_Data shown_
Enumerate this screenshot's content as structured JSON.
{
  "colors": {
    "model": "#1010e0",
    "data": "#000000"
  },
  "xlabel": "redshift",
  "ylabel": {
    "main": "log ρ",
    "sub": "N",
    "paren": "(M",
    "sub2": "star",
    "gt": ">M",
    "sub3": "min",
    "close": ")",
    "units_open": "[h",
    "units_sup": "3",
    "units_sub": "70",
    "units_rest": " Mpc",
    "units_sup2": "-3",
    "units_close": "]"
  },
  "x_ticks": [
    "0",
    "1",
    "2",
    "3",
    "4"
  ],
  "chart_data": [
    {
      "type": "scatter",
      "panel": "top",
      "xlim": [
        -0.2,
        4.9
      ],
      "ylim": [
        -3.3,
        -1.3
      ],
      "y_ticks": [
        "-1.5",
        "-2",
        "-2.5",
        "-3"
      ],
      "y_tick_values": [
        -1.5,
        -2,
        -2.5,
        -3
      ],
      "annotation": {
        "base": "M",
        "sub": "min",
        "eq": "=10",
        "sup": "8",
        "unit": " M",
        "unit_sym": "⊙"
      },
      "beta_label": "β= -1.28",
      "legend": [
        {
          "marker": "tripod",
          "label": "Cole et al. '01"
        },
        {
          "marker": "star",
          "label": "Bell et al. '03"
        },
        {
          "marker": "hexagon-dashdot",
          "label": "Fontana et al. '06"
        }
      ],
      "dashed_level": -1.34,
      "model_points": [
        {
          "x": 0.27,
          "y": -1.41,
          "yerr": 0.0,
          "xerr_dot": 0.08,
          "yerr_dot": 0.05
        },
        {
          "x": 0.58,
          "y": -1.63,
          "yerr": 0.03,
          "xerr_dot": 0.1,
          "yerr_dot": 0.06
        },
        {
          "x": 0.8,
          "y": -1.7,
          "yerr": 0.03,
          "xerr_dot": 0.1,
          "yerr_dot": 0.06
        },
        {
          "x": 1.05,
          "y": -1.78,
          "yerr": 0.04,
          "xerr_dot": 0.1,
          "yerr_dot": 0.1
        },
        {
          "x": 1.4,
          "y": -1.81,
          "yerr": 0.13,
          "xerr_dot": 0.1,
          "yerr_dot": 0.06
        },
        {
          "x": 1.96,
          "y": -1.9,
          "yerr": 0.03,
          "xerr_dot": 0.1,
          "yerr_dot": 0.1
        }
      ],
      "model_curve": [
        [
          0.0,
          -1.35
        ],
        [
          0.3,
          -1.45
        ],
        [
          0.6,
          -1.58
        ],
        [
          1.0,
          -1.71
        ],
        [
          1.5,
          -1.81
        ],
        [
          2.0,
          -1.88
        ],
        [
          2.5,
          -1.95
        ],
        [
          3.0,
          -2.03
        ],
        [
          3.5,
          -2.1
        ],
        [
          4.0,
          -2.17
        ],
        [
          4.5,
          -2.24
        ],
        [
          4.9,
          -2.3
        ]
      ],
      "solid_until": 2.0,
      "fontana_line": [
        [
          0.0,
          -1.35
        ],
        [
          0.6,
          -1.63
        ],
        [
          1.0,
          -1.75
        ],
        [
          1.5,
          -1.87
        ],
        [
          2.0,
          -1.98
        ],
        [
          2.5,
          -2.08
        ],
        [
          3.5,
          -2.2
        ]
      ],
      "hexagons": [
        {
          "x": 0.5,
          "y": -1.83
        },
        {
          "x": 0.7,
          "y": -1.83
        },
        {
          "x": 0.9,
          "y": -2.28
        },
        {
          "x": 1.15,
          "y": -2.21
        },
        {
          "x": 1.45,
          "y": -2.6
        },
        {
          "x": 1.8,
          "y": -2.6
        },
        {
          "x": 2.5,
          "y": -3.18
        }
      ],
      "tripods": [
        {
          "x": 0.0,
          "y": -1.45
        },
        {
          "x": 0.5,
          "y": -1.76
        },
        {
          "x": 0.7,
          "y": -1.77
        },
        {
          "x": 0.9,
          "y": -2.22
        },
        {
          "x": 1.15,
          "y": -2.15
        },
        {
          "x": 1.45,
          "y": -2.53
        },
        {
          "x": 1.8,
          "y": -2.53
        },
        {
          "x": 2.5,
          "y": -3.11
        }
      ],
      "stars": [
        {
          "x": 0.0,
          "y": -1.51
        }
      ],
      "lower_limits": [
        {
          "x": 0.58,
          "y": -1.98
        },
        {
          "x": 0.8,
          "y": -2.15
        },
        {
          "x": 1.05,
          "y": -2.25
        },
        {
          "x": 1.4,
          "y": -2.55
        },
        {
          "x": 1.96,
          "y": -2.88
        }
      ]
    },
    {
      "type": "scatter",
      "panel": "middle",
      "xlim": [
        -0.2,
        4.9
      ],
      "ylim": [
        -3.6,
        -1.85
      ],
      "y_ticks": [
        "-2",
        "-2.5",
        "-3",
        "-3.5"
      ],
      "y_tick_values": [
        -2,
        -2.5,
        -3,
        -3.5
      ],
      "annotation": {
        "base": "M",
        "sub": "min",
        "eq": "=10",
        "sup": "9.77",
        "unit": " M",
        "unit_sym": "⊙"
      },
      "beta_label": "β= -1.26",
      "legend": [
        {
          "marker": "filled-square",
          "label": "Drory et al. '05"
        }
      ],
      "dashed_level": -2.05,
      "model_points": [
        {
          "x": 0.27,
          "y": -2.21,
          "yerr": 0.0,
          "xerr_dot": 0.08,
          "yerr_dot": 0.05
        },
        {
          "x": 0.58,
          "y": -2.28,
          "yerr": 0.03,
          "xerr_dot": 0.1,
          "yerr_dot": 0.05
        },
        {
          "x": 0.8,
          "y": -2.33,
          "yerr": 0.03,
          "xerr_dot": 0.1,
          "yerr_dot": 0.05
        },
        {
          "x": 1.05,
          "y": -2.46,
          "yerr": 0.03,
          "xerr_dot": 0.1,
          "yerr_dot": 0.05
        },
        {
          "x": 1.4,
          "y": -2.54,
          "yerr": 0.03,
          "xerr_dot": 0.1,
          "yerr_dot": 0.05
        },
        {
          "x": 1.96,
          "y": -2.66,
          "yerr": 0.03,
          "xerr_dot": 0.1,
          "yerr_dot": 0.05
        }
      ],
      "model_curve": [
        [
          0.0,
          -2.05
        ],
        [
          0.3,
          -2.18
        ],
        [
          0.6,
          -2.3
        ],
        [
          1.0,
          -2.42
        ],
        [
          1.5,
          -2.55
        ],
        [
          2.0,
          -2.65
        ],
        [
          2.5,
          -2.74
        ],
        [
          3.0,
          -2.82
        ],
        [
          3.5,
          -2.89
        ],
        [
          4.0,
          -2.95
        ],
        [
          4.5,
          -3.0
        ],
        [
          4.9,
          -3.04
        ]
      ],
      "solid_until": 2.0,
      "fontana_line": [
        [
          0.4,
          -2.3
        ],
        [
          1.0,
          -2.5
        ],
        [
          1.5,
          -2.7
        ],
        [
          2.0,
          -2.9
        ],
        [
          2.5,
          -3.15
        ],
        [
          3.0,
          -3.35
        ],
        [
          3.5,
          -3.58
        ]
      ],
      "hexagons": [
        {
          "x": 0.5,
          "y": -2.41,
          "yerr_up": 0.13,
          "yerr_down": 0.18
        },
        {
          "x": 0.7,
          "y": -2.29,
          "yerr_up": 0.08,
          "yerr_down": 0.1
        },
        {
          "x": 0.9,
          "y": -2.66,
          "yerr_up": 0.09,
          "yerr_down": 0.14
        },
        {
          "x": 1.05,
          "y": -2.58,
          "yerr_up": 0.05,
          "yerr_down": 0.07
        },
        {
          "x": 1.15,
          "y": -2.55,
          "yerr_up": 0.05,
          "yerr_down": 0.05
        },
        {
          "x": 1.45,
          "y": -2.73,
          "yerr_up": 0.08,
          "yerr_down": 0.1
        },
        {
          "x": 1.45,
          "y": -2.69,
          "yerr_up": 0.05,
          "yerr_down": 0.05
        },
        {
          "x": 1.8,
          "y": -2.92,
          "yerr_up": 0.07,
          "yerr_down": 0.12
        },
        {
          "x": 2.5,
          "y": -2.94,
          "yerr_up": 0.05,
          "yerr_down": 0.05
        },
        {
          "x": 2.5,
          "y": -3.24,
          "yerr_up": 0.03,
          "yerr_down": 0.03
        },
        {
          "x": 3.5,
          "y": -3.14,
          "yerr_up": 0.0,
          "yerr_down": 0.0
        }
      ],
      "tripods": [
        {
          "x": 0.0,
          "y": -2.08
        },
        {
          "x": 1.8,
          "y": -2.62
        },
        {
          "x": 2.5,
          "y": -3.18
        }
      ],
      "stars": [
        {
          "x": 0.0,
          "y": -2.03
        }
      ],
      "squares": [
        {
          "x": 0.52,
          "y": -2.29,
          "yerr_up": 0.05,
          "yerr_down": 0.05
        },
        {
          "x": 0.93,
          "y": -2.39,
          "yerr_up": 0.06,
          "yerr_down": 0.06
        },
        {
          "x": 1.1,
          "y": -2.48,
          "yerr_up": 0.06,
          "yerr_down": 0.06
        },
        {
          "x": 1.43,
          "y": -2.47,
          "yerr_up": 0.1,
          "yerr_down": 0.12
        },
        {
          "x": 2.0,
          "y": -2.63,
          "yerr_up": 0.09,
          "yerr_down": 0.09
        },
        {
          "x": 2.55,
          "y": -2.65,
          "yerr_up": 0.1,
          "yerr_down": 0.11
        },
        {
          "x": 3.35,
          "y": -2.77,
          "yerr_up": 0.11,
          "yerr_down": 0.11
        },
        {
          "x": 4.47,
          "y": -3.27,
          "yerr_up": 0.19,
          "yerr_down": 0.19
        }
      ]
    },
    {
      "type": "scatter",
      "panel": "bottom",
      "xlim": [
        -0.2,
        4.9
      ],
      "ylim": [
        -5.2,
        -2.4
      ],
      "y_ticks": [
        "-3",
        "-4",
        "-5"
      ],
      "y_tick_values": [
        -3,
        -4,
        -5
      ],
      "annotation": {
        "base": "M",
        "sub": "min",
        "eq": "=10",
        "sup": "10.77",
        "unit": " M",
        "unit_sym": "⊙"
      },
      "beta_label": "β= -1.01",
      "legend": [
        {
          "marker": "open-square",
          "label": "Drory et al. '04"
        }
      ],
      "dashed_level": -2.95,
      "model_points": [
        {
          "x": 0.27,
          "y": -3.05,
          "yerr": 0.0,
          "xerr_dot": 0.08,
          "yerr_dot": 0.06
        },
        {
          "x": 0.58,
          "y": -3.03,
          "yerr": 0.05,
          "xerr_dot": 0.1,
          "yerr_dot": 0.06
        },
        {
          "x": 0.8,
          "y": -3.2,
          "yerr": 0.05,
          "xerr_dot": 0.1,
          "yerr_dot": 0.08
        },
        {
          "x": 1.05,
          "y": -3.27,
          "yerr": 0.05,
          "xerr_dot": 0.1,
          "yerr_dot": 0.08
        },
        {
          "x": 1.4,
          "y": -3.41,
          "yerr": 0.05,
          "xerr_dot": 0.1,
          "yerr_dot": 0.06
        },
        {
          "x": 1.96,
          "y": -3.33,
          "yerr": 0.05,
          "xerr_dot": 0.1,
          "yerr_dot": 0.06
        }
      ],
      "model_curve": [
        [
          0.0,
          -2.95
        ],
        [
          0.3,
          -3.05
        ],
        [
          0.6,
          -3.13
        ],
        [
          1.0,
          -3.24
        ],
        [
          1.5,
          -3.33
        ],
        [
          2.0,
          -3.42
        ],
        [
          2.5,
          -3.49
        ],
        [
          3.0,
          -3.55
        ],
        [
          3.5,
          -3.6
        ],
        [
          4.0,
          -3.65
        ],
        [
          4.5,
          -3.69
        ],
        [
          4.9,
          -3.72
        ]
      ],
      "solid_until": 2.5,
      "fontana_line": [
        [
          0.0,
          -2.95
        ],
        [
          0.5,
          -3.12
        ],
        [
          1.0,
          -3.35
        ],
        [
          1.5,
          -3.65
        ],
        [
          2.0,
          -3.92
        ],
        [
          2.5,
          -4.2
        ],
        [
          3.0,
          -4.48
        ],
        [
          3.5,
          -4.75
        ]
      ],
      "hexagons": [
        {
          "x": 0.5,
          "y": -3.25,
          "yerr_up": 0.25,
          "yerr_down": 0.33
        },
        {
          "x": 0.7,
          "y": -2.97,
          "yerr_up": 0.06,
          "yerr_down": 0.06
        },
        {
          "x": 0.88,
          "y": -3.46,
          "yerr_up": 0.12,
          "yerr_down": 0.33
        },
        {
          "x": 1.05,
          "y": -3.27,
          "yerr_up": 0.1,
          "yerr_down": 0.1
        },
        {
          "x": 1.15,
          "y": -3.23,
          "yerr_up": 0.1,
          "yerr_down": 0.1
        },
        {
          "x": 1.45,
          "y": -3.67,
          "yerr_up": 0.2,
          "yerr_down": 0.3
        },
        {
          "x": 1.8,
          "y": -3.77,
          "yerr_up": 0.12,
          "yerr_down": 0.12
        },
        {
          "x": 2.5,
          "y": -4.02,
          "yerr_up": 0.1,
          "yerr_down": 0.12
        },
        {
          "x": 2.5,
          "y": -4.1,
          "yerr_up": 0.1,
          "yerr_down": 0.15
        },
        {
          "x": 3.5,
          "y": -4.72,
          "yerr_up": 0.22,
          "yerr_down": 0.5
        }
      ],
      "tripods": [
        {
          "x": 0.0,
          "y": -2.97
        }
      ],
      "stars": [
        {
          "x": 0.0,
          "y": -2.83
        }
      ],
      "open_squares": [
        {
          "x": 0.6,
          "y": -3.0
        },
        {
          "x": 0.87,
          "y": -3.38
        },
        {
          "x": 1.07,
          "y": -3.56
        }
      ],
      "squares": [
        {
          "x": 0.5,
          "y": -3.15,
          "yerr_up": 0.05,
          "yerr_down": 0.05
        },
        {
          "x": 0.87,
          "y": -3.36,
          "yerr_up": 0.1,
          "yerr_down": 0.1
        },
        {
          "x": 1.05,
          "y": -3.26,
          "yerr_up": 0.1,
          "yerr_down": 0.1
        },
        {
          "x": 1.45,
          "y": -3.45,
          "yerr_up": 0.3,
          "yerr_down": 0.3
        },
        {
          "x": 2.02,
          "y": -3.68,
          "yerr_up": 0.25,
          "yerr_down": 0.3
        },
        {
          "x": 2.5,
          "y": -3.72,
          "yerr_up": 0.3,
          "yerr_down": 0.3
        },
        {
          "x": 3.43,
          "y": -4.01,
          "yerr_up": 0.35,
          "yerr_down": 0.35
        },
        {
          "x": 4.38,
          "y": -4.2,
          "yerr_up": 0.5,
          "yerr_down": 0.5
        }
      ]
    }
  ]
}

_Work required_
From the entries, copy out each line containing the word "marker".

_Full answer_
          "marker": "tripod",
          "marker": "star",
          "marker": "hexagon-dashdot",
          "marker": "filled-square",
          "marker": "open-square",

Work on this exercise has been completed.